## Information provided
_ _ _ _ _

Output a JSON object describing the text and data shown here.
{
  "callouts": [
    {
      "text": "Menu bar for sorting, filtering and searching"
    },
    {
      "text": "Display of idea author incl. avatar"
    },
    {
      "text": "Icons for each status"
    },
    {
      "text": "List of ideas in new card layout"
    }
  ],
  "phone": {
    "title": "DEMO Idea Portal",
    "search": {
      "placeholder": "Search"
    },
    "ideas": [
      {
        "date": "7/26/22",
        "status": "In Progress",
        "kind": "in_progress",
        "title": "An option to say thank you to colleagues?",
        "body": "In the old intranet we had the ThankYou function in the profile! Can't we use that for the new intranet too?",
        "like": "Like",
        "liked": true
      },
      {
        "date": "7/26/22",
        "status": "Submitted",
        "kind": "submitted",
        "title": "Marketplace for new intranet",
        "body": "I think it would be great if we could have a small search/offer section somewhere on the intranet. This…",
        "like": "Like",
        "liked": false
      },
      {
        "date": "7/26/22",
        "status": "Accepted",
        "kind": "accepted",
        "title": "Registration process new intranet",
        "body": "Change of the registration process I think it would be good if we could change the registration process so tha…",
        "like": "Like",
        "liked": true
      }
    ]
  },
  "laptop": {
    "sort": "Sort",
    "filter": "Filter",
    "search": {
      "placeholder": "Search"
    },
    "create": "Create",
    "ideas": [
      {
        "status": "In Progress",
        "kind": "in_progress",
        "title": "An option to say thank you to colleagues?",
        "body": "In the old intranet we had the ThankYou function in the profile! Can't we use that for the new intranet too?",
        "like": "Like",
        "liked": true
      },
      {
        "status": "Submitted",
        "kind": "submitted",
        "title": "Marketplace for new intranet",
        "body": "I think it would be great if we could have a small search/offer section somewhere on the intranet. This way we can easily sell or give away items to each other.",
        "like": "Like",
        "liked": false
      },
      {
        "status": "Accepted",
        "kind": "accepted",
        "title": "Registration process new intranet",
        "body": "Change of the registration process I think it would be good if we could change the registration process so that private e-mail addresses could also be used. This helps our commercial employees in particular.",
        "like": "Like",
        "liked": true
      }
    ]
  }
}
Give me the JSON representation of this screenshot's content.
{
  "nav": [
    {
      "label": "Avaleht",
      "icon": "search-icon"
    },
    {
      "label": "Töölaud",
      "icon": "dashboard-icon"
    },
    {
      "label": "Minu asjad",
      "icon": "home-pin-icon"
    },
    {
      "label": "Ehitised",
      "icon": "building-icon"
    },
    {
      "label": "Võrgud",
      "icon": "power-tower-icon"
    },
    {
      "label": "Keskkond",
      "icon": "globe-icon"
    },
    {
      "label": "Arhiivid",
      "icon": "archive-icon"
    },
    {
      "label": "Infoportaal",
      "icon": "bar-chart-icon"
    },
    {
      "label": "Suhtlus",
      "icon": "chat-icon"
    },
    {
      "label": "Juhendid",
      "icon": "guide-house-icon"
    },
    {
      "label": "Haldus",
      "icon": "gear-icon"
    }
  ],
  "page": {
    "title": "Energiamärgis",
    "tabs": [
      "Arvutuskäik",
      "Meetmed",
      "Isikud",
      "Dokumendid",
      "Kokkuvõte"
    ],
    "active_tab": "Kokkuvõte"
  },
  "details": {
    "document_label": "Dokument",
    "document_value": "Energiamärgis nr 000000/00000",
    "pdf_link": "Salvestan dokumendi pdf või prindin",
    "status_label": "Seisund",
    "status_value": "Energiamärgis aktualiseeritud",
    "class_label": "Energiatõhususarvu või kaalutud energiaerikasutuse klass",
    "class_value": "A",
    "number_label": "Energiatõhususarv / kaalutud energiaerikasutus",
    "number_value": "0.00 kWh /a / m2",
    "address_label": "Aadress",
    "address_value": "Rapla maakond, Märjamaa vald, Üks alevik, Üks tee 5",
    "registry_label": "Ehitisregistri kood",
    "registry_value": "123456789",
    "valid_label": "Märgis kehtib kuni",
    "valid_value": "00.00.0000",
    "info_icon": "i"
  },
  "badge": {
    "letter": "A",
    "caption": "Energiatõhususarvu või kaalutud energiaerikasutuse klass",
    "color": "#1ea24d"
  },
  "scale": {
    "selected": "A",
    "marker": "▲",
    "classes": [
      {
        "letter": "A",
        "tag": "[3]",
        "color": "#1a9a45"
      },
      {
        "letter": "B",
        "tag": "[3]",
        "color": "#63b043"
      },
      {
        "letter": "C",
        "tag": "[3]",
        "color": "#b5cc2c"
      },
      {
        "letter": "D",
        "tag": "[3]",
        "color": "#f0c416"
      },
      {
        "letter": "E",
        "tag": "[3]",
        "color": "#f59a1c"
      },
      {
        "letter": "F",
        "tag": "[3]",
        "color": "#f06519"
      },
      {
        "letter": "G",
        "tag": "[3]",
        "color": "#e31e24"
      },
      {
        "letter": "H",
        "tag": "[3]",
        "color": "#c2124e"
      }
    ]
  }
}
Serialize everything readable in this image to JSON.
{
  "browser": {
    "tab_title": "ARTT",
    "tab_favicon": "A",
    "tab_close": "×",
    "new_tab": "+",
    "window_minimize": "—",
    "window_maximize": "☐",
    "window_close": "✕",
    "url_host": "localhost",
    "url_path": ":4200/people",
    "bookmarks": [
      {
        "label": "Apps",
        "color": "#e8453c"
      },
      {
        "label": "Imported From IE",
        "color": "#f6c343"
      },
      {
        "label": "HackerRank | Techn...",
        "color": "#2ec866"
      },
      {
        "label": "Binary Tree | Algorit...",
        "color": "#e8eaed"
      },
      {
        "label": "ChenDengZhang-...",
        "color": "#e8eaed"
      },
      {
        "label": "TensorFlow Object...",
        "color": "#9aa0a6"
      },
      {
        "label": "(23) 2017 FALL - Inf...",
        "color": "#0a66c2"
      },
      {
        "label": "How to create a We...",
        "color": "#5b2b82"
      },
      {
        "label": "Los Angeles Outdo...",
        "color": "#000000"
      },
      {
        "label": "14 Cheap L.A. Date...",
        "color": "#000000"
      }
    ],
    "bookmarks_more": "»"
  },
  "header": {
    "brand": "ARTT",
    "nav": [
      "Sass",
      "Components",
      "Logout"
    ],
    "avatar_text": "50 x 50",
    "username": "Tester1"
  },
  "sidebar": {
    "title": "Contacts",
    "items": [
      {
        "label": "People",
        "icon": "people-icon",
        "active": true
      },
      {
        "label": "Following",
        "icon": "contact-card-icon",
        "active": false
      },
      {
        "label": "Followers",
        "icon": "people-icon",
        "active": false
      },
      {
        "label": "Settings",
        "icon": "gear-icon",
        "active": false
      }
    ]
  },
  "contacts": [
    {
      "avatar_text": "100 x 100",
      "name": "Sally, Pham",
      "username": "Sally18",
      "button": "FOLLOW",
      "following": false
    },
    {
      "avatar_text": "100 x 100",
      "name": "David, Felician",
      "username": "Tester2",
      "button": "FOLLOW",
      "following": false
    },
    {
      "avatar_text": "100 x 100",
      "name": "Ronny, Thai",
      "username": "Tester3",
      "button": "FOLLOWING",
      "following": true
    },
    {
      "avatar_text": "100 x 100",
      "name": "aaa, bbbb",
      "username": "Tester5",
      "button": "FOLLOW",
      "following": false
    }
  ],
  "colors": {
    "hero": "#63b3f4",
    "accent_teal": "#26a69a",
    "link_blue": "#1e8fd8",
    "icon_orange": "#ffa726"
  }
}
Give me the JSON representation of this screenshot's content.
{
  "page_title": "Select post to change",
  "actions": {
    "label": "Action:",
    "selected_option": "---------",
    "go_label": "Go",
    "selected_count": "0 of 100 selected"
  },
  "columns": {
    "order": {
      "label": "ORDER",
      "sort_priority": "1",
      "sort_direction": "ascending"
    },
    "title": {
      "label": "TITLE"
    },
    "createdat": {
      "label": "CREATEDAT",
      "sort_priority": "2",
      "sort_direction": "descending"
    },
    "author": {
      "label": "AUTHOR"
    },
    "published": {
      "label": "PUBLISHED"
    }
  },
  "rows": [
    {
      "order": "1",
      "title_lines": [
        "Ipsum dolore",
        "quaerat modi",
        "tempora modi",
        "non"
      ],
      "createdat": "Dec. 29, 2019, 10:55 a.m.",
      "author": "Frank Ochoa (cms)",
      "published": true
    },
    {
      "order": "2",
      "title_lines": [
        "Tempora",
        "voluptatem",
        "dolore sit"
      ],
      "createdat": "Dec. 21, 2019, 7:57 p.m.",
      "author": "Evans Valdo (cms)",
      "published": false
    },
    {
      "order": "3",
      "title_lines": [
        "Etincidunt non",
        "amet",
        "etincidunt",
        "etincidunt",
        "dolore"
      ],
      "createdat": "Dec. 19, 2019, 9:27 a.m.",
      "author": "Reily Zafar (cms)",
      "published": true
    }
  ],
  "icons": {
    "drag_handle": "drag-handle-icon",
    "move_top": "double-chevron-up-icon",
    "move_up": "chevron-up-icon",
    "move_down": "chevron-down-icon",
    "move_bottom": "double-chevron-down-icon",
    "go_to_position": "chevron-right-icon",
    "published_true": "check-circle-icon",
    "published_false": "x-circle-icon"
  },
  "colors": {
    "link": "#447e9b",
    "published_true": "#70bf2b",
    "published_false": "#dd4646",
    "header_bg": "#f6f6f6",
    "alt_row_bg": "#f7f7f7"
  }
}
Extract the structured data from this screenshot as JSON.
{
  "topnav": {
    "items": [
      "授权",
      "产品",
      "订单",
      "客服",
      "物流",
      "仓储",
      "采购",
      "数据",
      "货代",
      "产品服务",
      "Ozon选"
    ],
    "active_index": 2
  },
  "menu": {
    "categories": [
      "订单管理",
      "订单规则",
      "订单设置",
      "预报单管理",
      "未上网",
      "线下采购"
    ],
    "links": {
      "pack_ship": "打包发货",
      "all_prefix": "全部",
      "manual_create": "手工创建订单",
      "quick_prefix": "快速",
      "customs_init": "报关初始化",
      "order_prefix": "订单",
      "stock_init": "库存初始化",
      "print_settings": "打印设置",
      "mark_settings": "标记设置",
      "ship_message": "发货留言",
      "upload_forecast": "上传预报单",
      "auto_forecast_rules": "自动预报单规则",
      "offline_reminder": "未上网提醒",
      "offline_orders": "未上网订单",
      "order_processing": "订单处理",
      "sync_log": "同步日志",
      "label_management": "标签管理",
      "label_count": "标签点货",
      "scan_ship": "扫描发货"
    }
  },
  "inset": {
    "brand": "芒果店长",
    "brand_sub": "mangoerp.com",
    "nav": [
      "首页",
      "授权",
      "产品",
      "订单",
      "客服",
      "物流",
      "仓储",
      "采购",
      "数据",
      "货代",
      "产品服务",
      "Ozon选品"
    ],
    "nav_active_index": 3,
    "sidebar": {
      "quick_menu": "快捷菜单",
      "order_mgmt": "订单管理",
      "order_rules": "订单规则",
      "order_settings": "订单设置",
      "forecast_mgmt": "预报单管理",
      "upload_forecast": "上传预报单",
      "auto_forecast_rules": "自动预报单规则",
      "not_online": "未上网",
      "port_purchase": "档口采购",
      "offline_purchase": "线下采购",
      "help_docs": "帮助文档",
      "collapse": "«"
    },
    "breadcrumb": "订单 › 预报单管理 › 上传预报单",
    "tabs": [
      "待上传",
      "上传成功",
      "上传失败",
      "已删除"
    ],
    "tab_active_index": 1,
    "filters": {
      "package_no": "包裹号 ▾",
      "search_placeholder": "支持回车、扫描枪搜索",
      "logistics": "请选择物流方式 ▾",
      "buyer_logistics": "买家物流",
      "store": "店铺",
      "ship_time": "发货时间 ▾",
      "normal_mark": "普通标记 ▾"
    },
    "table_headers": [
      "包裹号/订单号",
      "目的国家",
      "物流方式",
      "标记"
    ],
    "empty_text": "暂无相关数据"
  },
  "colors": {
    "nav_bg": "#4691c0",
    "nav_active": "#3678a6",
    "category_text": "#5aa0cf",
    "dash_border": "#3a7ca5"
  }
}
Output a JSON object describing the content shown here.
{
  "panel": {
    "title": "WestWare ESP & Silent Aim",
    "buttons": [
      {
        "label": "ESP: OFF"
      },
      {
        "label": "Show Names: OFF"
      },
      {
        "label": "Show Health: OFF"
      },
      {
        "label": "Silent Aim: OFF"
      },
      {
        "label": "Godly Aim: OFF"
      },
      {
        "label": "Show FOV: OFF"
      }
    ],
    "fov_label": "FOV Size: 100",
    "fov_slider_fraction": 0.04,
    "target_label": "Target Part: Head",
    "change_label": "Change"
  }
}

_ _ _ _ _

## Task directions
Which lines above hold the word "offer"? Copy each of them.

## Exercise solution
        "body": "I think it would be great if we could have a small search/offer section somewhere on the intranet. This…",
        "body": "I think it would be great if we could have a small search/offer section somewhere on the intranet. This way we can easily sell or give away items to each other.",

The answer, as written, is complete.